Records from a data collection:

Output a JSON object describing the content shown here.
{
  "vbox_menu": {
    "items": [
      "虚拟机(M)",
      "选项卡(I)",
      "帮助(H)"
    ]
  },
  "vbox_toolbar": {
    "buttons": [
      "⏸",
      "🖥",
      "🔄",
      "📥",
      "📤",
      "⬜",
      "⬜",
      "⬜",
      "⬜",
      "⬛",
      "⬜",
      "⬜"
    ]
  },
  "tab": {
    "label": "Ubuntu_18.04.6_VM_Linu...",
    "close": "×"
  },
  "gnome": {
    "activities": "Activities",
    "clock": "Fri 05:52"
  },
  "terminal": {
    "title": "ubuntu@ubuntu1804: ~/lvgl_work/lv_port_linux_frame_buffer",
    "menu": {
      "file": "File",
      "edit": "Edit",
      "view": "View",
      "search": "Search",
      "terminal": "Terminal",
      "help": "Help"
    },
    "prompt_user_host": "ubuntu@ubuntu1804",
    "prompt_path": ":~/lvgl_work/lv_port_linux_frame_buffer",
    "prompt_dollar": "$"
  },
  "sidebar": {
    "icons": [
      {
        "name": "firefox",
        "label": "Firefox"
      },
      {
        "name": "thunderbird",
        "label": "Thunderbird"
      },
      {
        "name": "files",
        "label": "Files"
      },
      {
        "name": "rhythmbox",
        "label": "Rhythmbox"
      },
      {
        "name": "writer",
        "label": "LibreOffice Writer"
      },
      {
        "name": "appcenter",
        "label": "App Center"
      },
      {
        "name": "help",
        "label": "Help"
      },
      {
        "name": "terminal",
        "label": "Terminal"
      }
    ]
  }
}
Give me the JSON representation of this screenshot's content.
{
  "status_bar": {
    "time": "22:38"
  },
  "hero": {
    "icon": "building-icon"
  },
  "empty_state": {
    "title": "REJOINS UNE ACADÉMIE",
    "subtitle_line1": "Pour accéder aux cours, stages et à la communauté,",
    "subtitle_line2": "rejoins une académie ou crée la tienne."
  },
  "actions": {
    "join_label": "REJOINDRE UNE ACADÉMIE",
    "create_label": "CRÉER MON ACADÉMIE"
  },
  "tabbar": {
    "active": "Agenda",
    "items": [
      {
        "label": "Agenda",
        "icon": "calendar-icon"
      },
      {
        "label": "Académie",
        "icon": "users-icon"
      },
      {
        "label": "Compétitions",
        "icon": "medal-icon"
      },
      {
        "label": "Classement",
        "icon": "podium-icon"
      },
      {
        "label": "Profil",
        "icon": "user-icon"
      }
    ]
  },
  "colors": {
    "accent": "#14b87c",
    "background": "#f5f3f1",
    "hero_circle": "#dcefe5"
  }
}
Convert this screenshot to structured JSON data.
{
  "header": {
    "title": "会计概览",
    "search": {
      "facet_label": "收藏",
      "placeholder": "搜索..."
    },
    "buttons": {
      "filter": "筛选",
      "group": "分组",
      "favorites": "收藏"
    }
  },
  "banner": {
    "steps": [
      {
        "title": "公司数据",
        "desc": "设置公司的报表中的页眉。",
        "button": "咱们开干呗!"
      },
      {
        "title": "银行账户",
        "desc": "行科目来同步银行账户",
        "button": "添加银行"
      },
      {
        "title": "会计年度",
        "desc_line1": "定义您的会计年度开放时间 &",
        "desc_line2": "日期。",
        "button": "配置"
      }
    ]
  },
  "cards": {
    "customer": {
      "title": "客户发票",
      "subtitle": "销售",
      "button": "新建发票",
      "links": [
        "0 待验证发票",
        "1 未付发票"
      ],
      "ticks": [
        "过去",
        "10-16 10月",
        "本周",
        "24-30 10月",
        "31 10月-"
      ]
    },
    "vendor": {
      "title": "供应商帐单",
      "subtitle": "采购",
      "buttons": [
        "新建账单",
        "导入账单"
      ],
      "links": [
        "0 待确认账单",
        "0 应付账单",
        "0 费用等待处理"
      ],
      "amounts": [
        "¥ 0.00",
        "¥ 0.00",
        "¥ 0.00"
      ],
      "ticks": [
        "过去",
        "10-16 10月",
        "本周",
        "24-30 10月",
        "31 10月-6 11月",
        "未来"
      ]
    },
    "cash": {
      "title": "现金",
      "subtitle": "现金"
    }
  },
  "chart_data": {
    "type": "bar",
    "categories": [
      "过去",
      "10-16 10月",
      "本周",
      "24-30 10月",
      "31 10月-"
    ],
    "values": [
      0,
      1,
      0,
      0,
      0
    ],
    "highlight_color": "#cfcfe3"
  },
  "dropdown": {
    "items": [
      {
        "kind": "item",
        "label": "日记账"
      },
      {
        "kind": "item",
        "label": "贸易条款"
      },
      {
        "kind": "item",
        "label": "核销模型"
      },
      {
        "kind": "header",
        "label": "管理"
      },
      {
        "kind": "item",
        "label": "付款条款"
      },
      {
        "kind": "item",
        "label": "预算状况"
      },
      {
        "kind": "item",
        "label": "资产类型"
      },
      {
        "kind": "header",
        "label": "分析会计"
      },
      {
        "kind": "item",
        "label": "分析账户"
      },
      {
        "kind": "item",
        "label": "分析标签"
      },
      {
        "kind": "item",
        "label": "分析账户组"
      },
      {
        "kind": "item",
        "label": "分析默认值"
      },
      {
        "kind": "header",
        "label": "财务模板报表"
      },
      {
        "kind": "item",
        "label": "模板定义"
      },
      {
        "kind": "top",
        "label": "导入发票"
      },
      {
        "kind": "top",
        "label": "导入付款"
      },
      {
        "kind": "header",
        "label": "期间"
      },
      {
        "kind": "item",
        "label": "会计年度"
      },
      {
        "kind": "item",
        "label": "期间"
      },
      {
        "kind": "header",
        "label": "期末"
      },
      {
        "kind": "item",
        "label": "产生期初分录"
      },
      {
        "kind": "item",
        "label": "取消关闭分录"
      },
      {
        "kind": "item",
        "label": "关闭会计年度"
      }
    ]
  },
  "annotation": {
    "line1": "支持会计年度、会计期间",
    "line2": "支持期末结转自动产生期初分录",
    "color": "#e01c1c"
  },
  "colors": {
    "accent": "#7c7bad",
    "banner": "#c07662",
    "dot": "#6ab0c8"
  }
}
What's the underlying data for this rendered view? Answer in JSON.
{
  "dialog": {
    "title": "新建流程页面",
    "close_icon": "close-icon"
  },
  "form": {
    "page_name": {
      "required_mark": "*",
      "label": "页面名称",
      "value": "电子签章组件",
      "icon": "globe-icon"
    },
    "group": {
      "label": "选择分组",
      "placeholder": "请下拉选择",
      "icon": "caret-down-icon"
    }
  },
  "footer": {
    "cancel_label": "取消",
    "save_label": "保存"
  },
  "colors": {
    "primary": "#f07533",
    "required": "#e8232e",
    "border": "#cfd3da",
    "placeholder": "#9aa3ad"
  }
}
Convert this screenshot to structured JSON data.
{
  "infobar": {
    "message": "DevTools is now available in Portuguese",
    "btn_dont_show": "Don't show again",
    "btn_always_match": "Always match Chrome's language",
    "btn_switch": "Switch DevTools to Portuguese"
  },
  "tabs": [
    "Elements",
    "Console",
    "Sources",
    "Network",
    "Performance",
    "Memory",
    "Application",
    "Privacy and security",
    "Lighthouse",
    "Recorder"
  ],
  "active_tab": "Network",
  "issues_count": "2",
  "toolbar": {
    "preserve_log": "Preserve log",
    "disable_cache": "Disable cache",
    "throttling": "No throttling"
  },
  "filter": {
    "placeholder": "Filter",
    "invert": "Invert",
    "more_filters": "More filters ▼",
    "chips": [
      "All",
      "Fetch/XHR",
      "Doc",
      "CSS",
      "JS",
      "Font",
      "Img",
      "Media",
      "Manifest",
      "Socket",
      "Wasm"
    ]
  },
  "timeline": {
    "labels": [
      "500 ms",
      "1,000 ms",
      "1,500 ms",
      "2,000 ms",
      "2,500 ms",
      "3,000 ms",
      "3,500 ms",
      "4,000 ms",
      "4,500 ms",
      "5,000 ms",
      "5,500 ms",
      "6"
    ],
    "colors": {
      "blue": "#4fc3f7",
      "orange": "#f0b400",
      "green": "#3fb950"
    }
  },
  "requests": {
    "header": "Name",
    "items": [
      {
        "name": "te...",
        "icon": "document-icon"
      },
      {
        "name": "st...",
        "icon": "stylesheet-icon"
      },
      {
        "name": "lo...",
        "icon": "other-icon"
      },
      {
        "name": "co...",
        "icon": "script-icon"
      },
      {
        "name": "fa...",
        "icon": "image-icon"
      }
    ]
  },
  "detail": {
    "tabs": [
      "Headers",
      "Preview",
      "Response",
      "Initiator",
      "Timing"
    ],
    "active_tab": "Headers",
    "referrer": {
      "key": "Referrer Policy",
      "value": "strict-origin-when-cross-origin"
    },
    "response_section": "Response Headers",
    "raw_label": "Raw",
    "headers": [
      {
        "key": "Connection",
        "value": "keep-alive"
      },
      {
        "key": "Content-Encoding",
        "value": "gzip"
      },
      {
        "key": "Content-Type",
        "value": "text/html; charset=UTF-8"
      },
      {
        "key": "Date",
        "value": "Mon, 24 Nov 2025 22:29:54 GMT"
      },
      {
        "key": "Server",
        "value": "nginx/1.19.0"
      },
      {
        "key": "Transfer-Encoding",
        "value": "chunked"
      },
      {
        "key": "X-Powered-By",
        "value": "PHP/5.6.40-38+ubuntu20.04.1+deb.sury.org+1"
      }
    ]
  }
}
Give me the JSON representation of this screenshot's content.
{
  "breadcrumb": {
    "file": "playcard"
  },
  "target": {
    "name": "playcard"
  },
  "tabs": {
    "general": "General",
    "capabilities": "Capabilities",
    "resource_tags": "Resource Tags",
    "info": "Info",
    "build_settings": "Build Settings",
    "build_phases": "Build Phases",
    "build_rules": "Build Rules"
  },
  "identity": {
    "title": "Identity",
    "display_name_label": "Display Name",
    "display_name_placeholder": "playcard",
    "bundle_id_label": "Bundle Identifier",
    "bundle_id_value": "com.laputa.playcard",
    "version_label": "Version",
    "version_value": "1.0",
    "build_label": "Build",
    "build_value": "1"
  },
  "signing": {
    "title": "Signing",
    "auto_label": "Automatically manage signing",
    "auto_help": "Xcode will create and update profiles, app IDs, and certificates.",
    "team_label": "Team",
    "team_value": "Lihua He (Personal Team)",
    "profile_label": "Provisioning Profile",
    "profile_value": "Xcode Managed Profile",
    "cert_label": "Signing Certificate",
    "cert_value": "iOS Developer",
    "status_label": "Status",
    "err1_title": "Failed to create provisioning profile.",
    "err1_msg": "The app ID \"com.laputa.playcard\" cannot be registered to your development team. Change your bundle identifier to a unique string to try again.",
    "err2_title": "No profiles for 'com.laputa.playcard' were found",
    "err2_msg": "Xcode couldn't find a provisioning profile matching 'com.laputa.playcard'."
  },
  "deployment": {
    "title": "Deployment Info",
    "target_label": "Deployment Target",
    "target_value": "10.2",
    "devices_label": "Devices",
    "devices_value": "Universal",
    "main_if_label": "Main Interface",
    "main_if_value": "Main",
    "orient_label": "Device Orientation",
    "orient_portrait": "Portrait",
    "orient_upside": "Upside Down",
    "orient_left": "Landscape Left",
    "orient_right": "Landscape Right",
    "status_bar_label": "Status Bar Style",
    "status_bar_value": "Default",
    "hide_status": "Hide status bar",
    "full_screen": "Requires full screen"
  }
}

▸ Goal
Using the records given above, list every line that includes the word "laputa".

▸ Solution to the problem
    "bundle_id_value": "com.laputa.playcard",
    "err1_msg": "The app ID \"com.laputa.playcard\" cannot be registered to your development team. Change your bundle identifier to a unique string to try again.",
    "err2_title": "No profiles for 'com.laputa.playcard' were found",
    "err2_msg": "Xcode couldn't find a provisioning profile matching 'com.laputa.playcard'."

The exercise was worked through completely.